• **Problem**: Check each line of the material below for "Dynamic". Report how many have it, with no other words.

--

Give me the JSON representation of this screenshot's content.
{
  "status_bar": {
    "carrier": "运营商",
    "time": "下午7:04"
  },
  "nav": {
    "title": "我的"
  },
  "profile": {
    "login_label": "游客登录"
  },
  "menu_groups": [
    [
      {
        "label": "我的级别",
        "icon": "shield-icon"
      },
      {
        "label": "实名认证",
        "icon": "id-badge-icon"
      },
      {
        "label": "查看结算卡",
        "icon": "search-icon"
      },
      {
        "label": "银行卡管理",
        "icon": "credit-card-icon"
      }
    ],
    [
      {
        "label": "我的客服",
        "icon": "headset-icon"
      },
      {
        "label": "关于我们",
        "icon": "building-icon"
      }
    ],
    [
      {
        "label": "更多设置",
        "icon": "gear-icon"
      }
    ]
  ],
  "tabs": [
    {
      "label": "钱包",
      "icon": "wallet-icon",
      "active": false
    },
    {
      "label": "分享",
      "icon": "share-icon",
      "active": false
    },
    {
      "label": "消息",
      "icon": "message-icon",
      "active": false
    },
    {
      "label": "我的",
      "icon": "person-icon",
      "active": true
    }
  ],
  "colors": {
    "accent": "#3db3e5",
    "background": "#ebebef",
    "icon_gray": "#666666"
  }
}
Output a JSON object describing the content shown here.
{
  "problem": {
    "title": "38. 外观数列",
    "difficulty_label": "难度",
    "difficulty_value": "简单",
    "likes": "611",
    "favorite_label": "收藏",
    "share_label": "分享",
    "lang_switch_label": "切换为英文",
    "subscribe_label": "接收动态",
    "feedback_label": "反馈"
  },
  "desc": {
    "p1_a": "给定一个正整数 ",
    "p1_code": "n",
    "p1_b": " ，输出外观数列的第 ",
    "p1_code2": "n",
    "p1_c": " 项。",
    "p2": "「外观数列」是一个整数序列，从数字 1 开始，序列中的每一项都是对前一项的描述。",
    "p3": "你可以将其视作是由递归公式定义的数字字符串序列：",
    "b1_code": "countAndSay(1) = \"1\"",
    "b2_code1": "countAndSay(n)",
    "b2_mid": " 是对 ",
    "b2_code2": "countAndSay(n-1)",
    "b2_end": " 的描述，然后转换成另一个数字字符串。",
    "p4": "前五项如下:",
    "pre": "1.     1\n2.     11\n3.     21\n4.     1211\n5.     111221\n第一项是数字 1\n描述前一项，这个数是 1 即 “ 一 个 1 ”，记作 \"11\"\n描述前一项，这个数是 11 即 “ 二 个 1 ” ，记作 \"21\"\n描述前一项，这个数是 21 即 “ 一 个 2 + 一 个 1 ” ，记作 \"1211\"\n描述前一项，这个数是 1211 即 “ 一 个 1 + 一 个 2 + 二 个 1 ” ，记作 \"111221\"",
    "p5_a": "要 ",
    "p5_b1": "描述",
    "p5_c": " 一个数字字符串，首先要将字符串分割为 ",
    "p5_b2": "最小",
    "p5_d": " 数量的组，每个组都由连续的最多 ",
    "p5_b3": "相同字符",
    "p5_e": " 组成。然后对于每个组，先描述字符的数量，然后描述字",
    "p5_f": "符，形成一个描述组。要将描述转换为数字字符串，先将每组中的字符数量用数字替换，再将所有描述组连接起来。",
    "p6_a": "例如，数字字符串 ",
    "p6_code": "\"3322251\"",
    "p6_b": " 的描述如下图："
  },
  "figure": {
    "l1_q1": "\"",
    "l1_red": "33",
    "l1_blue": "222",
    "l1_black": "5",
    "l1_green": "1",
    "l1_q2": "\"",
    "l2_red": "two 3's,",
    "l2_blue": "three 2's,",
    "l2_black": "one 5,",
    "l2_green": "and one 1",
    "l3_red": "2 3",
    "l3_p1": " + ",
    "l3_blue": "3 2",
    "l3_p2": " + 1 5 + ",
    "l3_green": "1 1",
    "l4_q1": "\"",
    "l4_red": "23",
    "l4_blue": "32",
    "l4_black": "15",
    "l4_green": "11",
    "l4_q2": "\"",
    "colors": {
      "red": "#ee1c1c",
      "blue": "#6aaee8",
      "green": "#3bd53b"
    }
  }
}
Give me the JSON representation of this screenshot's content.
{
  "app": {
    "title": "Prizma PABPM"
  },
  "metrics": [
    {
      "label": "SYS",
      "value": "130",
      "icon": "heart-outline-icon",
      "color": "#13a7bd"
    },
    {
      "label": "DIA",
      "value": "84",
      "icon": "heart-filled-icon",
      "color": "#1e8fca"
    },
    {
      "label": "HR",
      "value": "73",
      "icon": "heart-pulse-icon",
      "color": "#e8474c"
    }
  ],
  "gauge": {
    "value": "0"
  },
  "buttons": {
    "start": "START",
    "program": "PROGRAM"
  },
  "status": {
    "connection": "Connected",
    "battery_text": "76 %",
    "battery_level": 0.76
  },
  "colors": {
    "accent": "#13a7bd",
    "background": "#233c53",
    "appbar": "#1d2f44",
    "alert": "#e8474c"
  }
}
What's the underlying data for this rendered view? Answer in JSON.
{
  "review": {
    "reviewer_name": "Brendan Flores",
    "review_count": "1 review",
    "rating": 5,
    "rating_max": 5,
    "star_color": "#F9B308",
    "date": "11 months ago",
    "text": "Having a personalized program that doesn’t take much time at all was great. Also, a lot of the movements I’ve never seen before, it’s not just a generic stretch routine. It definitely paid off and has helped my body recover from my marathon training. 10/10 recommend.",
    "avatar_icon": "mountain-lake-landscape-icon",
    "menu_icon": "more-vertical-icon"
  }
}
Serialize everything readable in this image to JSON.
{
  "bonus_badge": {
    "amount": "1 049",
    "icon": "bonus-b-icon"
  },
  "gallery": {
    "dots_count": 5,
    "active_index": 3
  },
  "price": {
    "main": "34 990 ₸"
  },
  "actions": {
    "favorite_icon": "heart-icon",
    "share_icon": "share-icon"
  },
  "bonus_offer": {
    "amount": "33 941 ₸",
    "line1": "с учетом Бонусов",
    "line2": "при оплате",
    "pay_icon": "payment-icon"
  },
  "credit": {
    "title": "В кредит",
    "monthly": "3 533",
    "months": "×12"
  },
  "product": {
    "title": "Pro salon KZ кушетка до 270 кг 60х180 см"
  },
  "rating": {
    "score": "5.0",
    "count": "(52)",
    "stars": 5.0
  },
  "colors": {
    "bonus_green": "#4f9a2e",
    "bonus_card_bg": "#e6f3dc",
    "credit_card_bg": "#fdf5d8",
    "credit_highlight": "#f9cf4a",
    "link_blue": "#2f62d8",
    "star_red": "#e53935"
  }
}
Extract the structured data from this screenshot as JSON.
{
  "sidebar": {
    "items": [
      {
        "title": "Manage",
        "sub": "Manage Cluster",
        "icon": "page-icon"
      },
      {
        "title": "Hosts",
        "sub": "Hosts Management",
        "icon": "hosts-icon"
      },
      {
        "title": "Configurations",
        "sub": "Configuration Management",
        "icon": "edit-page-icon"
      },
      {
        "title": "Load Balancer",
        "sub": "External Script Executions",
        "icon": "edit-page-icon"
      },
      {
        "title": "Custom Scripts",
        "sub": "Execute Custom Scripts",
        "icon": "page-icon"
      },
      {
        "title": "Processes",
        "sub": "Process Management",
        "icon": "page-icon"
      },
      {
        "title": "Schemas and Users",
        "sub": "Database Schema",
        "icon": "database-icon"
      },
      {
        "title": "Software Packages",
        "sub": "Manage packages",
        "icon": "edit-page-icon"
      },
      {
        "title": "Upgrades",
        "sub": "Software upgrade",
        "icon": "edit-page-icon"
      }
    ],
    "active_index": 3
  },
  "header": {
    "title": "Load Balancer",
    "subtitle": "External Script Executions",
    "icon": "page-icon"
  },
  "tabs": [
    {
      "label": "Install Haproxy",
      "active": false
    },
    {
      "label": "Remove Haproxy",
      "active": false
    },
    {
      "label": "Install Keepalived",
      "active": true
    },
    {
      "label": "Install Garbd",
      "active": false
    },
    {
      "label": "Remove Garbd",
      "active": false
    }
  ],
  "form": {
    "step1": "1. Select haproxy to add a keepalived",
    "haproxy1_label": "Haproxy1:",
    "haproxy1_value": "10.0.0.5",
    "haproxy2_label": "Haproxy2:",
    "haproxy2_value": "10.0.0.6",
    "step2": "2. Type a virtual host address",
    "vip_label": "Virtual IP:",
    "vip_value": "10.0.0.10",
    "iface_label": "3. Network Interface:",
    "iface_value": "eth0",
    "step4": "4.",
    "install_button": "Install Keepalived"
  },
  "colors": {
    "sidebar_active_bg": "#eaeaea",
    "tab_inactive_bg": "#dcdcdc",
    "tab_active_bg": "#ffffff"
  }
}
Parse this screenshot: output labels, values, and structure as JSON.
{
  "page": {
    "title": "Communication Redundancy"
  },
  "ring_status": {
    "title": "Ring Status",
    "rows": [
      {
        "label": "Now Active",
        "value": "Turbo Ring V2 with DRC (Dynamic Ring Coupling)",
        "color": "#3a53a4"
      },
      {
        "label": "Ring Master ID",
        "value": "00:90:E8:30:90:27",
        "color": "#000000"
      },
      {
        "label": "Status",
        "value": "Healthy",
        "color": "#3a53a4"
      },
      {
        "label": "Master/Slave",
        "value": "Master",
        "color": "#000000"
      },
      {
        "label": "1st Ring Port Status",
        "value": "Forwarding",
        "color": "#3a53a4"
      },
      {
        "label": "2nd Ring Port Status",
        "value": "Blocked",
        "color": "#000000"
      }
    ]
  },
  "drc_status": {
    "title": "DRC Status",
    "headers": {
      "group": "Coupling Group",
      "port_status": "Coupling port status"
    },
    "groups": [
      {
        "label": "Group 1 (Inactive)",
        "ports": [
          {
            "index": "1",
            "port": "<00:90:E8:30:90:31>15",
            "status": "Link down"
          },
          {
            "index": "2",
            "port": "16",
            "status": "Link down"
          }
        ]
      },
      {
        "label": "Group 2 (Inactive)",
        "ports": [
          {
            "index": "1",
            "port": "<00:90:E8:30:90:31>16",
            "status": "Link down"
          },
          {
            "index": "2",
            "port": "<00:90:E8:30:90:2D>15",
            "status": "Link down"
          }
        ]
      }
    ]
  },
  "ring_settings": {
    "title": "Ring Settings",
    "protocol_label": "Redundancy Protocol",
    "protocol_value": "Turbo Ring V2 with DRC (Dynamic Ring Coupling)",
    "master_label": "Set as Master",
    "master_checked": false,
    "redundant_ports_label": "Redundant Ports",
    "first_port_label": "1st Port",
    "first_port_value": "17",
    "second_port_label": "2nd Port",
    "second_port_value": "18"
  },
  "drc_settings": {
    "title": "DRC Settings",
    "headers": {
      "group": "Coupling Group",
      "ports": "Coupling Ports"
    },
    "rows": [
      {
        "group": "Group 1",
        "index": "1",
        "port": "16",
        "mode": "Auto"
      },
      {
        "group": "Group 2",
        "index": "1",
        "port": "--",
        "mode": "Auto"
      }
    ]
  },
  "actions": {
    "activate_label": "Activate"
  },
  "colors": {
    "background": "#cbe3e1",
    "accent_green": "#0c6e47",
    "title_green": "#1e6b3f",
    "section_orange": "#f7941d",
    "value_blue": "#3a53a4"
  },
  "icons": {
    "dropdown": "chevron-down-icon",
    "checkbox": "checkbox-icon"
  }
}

--

• **Completed task**: 2